Durant ces 25 dernières années, ils ont été nombreux à être passés par la rédaction de Scope. Certains sont partis vers d’autres horizons, d’autres sont toujours là. L’équipe a été constamment enrichie par de nouvelles plumes qui ont ajouté des lignes et des signes à notre aventure.
Pour parler du présent, nous avons abusé de notre ancienneté pour imposer à la “petite dernière”, qui nous a rejoints il y a 11 mois, de nous narrer ses impressions…
Préparer une édition spéciale dans le cadre des 25 ans, cela paraît fun lorsque c’est dit comme ça. Mais, au final, ce ne fut pas facile. Entre ce texte imposé par le “vieux” et les séances de photos avec les lecteurs, cette semaine a pris des allures de véritable marathon. Après tout, que serait un journaliste sans pression ? Ce métier est loin de se résumer aux soirées glamour où l’on se fait voir auprès de soi-disant people. Même s’il y a là peut-être une part de vérité. Mais l’on apprend aussi à découvrir la face cachée de la carte postale en allant sur d’autres terrains. Autant de raisons qui poussent encore des jeunes vers ce métier.

Données fournies ▸

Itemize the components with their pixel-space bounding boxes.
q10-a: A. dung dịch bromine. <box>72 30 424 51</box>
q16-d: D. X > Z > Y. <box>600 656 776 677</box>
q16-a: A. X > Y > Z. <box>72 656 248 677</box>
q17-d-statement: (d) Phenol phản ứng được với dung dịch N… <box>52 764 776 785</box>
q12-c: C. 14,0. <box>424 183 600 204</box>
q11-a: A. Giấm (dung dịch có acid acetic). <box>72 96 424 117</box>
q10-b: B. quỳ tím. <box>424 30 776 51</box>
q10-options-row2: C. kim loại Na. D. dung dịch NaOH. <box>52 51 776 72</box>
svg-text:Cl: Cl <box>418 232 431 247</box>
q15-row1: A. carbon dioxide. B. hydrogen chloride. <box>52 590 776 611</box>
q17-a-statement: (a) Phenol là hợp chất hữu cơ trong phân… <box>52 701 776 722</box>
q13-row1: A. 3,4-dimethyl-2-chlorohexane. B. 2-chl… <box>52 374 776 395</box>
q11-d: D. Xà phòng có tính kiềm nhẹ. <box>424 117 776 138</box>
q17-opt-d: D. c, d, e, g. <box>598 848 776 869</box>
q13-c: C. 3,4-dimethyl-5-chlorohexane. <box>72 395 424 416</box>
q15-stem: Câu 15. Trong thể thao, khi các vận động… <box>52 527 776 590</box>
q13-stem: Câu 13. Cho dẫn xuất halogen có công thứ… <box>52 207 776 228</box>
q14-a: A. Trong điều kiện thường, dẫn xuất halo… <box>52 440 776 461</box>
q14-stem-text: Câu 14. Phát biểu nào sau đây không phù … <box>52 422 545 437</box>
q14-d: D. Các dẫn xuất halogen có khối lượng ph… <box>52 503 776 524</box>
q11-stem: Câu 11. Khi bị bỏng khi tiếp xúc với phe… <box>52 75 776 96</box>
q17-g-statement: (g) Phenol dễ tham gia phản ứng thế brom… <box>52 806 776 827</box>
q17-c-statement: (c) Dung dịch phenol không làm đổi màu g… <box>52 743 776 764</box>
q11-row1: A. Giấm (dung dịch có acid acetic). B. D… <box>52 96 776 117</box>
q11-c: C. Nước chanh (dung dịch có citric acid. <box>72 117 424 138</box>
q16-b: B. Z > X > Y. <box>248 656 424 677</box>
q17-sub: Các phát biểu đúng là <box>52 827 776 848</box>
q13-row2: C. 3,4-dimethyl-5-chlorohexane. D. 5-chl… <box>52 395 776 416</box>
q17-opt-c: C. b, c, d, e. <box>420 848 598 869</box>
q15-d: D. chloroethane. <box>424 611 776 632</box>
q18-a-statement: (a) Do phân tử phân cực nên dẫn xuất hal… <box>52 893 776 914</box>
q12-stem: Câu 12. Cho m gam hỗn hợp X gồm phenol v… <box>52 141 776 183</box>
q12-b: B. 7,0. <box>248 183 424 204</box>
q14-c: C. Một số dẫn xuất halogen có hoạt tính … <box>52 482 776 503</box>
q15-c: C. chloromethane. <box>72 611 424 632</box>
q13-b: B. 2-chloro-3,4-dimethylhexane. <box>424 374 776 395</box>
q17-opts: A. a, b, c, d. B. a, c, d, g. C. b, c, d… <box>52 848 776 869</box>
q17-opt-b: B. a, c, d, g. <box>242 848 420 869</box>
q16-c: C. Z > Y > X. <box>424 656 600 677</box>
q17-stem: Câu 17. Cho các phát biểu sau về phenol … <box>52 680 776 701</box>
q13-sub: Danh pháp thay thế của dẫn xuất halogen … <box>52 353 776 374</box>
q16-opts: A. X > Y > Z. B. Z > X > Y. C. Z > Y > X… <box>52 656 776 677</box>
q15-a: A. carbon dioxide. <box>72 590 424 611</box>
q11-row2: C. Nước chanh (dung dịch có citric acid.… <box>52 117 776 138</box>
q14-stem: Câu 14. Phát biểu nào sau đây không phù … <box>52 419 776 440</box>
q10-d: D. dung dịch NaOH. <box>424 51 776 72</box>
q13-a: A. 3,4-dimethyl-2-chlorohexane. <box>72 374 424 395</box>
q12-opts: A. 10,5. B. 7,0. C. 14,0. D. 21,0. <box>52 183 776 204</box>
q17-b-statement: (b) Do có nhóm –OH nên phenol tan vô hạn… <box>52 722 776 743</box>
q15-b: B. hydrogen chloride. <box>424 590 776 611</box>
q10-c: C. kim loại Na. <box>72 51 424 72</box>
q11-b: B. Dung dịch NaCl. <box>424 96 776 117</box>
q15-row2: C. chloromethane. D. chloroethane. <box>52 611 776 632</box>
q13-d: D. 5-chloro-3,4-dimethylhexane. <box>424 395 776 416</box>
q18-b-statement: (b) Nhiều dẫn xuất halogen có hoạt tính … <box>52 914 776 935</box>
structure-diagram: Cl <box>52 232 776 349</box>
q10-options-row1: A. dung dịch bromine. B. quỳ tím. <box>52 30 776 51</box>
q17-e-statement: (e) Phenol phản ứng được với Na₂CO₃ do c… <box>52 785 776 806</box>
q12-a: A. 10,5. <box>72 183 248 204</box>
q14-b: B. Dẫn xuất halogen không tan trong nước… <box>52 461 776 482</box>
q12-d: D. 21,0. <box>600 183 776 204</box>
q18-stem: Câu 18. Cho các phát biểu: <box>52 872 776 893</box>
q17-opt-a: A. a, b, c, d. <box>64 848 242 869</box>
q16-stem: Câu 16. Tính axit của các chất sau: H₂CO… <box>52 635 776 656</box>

Objectif visé ▸ Reproduisez intégralement le texte consacré aux 25 ans de la rédaction de Scope, sans en modifier un seul mot.

Résultat obtenu ▸
Durant ces 25 dernières années, ils ont été nombreux à être passés par la rédaction de Scope. Certains sont partis vers d’autres horizons, d’autres sont toujours là. L’équipe a été constamment enrichie par de nouvelles plumes qui ont ajouté des lignes et des signes à notre aventure.
Pour parler du présent, nous avons abusé de notre ancienneté pour imposer à la “petite dernière”, qui nous a rejoints il y a 11 mois, de nous narrer ses impressions…
Préparer une édition spéciale dans le cadre des 25 ans, cela paraît fun lorsque c’est dit comme ça. Mais, au final, ce ne fut pas facile. Entre ce texte imposé par le “vieux” et les séances de photos avec les lecteurs, cette semaine a pris des allures de véritable marathon. Après tout, que serait un journaliste sans pression ? Ce métier est loin de se résumer aux soirées glamour où l’on se fait voir auprès de soi-disant people. Même s’il y a là peut-être une part de vérité. Mais l’on apprend aussi à découvrir la face cachée de la carte postale en allant sur d’autres terrains. Autant de raisons qui poussent encore des jeunes vers ce métier.